_AIM OF THE EXERCISE_
Repeat all of the material exactly as given.

Stored records:
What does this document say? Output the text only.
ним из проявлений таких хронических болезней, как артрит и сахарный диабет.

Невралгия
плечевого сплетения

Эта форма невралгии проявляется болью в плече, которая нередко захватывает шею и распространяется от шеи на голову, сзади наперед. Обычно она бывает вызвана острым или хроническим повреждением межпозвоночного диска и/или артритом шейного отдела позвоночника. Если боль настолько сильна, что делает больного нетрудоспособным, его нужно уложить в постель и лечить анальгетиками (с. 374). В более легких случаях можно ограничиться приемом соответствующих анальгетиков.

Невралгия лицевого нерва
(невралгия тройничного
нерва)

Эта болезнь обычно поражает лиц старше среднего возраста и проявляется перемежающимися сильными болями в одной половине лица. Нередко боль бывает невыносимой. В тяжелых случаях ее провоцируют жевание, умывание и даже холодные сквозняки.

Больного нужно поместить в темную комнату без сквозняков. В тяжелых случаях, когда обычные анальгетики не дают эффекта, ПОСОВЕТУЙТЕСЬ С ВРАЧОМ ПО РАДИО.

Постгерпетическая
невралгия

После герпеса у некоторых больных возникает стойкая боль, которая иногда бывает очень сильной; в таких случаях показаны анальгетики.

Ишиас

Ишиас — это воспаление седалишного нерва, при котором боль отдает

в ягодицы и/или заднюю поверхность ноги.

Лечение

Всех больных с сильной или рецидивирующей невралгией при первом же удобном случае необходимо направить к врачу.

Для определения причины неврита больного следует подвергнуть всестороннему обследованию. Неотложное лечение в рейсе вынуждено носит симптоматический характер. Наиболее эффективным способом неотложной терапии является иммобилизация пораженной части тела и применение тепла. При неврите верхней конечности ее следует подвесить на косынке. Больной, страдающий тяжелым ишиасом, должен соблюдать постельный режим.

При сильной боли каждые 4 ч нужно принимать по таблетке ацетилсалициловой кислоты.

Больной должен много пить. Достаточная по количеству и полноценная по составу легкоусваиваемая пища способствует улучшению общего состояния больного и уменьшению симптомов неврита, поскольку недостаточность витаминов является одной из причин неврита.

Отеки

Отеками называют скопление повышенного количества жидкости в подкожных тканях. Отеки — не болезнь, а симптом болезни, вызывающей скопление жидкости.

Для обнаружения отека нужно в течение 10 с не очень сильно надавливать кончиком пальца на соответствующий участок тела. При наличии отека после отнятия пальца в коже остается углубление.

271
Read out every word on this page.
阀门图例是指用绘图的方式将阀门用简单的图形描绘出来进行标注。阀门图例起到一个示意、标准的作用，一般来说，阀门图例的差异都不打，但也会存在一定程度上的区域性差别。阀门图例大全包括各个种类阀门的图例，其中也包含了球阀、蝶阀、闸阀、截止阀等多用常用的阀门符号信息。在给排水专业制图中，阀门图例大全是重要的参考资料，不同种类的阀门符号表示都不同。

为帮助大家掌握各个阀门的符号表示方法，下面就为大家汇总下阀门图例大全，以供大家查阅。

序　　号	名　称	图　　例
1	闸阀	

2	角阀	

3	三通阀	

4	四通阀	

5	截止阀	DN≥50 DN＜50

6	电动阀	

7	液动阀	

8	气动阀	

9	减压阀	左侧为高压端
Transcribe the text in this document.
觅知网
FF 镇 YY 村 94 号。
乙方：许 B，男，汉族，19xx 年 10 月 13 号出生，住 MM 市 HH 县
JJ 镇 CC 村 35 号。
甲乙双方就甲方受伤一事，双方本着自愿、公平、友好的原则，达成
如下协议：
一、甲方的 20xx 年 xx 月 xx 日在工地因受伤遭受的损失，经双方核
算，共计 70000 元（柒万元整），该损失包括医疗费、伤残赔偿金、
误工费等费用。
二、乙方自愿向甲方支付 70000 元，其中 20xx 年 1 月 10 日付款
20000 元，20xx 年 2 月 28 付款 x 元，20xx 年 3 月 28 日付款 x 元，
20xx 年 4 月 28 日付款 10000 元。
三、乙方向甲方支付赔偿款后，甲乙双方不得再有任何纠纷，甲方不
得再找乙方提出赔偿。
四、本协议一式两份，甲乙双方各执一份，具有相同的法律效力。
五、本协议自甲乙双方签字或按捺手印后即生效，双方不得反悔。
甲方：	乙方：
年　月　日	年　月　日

_FULL RESPONSE_
What does this document say? Output the text only.
ним из проявлений таких хронических болезней, как артрит и сахарный диабет.

Невралгия
плечевого сплетения

Эта форма невралгии проявляется болью в плече, которая нередко захватывает шею и распространяется от шеи на голову, сзади наперед. Обычно она бывает вызвана острым или хроническим повреждением межпозвоночного диска и/или артритом шейного отдела позвоночника. Если боль настолько сильна, что делает больного нетрудоспособным, его нужно уложить в постель и лечить анальгетиками (с. 374). В более легких случаях можно ограничиться приемом соответствующих анальгетиков.

Невралгия лицевого нерва
(невралгия тройничного
нерва)

Эта болезнь обычно поражает лиц старше среднего возраста и проявляется перемежающимися сильными болями в одной половине лица. Нередко боль бывает невыносимой. В тяжелых случаях ее провоцируют жевание, умывание и даже холодные сквозняки.

Больного нужно поместить в темную комнату без сквозняков. В тяжелых случаях, когда обычные анальгетики не дают эффекта, ПОСОВЕТУЙТЕСЬ С ВРАЧОМ ПО РАДИО.

Постгерпетическая
невралгия

После герпеса у некоторых больных возникает стойкая боль, которая иногда бывает очень сильной; в таких случаях показаны анальгетики.

Ишиас

Ишиас — это воспаление седалишного нерва, при котором боль отдает

в ягодицы и/или заднюю поверхность ноги.

Лечение

Всех больных с сильной или рецидивирующей невралгией при первом же удобном случае необходимо направить к врачу.

Для определения причины неврита больного следует подвергнуть всестороннему обследованию. Неотложное лечение в рейсе вынуждено носит симптоматический характер. Наиболее эффективным способом неотложной терапии является иммобилизация пораженной части тела и применение тепла. При неврите верхней конечности ее следует подвесить на косынке. Больной, страдающий тяжелым ишиасом, должен соблюдать постельный режим.

При сильной боли каждые 4 ч нужно принимать по таблетке ацетилсалициловой кислоты.

Больной должен много пить. Достаточная по количеству и полноценная по составу легкоусваиваемая пища способствует улучшению общего состояния больного и уменьшению симптомов неврита, поскольку недостаточность витаминов является одной из причин неврита.

Отеки

Отеками называют скопление повышенного количества жидкости в подкожных тканях. Отеки — не болезнь, а симптом болезни, вызывающей скопление жидкости.

Для обнаружения отека нужно в течение 10 с не очень сильно надавливать кончиком пальца на соответствующий участок тела. При наличии отека после отнятия пальца в коже остается углубление.

271
Read out every word on this page.
阀门图例是指用绘图的方式将阀门用简单的图形描绘出来进行标注。阀门图例起到一个示意、标准的作用，一般来说，阀门图例的差异都不打，但也会存在一定程度上的区域性差别。阀门图例大全包括各个种类阀门的图例，其中也包含了球阀、蝶阀、闸阀、截止阀等多用常用的阀门符号信息。在给排水专业制图中，阀门图例大全是重要的参考资料，不同种类的阀门符号表示都不同。

为帮助大家掌握各个阀门的符号表示方法，下面就为大家汇总下阀门图例大全，以供大家查阅。

序　　号	名　称	图　　例
1	闸阀	

2	角阀	

3	三通阀	

4	四通阀	

5	截止阀	DN≥50 DN＜50

6	电动阀	

7	液动阀	

8	气动阀	

9	减压阀	左侧为高压端
Transcribe the text in this document.
觅知网
FF 镇 YY 村 94 号。
乙方：许 B，男，汉族，19xx 年 10 月 13 号出生，住 MM 市 HH 县
JJ 镇 CC 村 35 号。
甲乙双方就甲方受伤一事，双方本着自愿、公平、友好的原则，达成
如下协议：
一、甲方的 20xx 年 xx 月 xx 日在工地因受伤遭受的损失，经双方核
算，共计 70000 元（柒万元整），该损失包括医疗费、伤残赔偿金、
误工费等费用。
二、乙方自愿向甲方支付 70000 元，其中 20xx 年 1 月 10 日付款
20000 元，20xx 年 2 月 28 付款 x 元，20xx 年 3 月 28 日付款 x 元，
20xx 年 4 月 28 日付款 10000 元。
三、乙方向甲方支付赔偿款后，甲乙双方不得再有任何纠纷，甲方不
得再找乙方提出赔偿。
四、本协议一式两份，甲乙双方各执一份，具有相同的法律效力。
五、本协议自甲乙双方签字或按捺手印后即生效，双方不得反悔。
甲方：	乙方：
年　月　日	年　月　日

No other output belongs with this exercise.